◆ **练习题目 1**:
把列表从第一行一直到含有"colorbar-tick-label: 0.5 — [357, 332, 363, 337]"的那一行(这一行也算在内)照抄下来,一个字都别改。

时间:2017-03-20 17:48:06      阅读:580      评论:0      收藏:0      [点我收藏+]

标签:改进   bsp   executor   没有   分离   tco   通过   ++   方法   

  • 更快的原子类:LongAdder
     大家对AtomicInteger的基本实现机制应该比较了解,它们是在一个死循环内,不断尝试修改目标值,知道修改成功,如果竞争不激烈,那么修改成功的概率就很高,否则,修改失败的概率就很高,在大量修改失败时,这些原子操作就会进行多次循环尝试,因此性能就会受到影响
     那么竞争激烈的时候,我们应该如何进一步提高系统性能呢?一种基本方案就是可以使用热点分离,将竞争的数据进行分解.基于这个思路,打击应该可以想到一种对传统AtomicInteger等原子类的改进方法,虽然在CAS操作中没有锁,但是像减少锁粒度这种分离热点的思路依然可以使用,一种可行的方案就是仿造ConcurrengHashMap,将热点数据分离,比如,可以将AtomicInteger的内部核心数据value分离成一个数组,每个线程访问时,通过哈希等算法映射到其中一个数字进行计数,而最终的计数结果,则为这个数组的求和累加,其中,热点数据value被分离成多个单元cell,每个cell独自维护内部的值,当前对象的实际值由所有的cell累计合成,这样,热点就进行了有效的分离,提高了并行度,LongAdder正是使用了这种思想.

[各元素位置记录]
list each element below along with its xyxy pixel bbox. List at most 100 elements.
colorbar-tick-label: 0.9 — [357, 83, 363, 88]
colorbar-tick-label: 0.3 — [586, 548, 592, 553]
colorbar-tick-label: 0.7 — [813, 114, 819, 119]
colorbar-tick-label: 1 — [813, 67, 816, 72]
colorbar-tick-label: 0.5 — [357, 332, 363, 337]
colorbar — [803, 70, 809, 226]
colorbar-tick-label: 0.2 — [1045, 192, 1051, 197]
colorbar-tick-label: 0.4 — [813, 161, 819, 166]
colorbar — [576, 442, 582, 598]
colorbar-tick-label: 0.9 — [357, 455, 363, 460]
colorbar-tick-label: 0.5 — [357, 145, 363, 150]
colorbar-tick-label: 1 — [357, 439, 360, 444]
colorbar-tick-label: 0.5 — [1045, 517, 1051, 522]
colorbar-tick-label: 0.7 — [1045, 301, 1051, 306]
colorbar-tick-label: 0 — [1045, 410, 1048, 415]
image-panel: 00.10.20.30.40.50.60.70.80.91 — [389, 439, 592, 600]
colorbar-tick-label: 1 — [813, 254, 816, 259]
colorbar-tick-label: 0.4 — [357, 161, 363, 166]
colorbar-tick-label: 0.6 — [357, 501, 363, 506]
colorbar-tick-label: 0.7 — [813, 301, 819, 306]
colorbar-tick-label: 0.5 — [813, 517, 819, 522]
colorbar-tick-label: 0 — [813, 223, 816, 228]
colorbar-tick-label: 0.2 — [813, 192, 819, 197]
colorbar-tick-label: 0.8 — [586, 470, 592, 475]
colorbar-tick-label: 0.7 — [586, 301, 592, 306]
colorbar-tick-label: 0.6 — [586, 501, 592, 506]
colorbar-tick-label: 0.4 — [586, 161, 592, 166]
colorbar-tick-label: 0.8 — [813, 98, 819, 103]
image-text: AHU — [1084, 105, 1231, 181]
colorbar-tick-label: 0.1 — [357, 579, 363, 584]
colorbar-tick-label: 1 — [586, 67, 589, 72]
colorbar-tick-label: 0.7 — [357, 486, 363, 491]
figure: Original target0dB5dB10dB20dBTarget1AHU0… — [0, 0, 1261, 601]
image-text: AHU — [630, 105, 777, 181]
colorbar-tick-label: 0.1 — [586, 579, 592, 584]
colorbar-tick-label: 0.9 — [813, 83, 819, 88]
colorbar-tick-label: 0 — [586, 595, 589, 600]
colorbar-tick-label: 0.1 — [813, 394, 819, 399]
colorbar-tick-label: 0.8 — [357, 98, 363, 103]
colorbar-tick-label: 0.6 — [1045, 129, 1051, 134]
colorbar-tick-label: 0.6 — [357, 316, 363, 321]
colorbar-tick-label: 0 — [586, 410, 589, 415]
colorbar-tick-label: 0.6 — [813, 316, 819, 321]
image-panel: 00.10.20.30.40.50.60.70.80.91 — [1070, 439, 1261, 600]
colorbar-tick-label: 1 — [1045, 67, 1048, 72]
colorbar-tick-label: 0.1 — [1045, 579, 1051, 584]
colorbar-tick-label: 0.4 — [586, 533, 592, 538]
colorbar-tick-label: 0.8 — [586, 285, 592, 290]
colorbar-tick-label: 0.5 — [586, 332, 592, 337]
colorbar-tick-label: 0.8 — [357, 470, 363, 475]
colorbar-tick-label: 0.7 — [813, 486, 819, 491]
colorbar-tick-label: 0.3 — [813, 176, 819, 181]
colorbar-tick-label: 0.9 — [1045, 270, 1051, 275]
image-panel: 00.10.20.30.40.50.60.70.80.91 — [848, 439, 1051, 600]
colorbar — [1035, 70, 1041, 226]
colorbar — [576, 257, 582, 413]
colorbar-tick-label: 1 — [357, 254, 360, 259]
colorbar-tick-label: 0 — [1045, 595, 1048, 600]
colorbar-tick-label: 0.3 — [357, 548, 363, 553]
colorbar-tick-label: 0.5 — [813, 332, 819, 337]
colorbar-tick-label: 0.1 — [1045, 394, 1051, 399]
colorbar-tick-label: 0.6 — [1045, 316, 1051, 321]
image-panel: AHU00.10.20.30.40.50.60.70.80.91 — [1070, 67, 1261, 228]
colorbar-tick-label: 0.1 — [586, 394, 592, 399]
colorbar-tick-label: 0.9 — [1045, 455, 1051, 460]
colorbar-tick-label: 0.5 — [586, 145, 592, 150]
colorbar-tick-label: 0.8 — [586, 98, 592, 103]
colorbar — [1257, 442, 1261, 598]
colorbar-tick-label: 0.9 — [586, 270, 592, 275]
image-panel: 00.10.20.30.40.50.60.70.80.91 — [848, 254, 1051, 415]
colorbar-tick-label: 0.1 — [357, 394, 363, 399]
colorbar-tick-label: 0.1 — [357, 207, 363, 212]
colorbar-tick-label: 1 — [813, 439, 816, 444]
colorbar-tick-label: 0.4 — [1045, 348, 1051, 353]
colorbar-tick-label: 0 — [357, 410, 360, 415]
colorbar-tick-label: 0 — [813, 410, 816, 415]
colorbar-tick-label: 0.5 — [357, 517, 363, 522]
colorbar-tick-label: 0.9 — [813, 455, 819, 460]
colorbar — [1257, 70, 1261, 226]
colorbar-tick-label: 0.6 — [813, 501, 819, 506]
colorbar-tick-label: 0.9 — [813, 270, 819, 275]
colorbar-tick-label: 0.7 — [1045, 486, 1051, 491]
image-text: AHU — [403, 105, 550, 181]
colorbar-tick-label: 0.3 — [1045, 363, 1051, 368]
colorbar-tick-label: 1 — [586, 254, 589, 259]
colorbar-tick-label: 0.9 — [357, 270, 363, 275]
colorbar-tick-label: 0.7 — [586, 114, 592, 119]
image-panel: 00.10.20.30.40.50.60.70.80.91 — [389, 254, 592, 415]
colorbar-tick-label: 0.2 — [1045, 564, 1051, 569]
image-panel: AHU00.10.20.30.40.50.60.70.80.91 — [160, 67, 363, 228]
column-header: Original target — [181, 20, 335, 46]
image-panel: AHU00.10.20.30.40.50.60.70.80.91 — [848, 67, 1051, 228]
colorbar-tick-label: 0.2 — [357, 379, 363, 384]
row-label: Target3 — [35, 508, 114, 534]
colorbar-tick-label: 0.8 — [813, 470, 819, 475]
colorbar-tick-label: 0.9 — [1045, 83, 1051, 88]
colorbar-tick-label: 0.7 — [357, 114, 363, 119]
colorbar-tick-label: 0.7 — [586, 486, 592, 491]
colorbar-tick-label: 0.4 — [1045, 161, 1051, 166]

◆ **练习题目 2**:
把讲LongAdder的那段文字从"时间:2017-03-20 17:48:06      阅读:580"一直到"dder正是使用了这种思想."(这两处都算在内)重新写一遍,把里面的"死循环"换成"无限循环"。

◆ **作答内容 1**:
list each element below along with its xyxy pixel bbox. List at most 100 elements.
colorbar-tick-label: 0.9 — [357, 83, 363, 88]
colorbar-tick-label: 0.3 — [586, 548, 592, 553]
colorbar-tick-label: 0.7 — [813, 114, 819, 119]
colorbar-tick-label: 1 — [813, 67, 816, 72]
colorbar-tick-label: 0.5 — [357, 332, 363, 337]

◆ **作答内容 2**:
时间:2017-03-20 17:48:06      阅读:580      评论:0      收藏:0      [点我收藏+]

标签:改进   bsp   executor   没有   分离   tco   通过   ++   方法   

  • 更快的原子类:LongAdder
     大家对AtomicInteger的基本实现机制应该比较了解,它们是在一个无限循环内,不断尝试修改目标值,知道修改成功,如果竞争不激烈,那么修改成功的概率就很高,否则,修改失败的概率就很高,在大量修改失败时,这些原子操作就会进行多次循环尝试,因此性能就会受到影响
     那么竞争激烈的时候,我们应该如何进一步提高系统性能呢?一种基本方案就是可以使用热点分离,将竞争的数据进行分解.基于这个思路,打击应该可以想到一种对传统AtomicInteger等原子类的改进方法,虽然在CAS操作中没有锁,但是像减少锁粒度这种分离热点的思路依然可以使用,一种可行的方案就是仿造ConcurrengHashMap,将热点数据分离,比如,可以将AtomicInteger的内部核心数据value分离成一个数组,每个线程访问时,通过哈希等算法映射到其中一个数字进行计数,而最终的计数结果,则为这个数组的求和累加,其中,热点数据value被分离成多个单元cell,每个cell独自维护内部的值,当前对象的实际值由所有的cell累计合成,这样,热点就进行了有效的分离,提高了并行度,LongAdder正是使用了这种思想.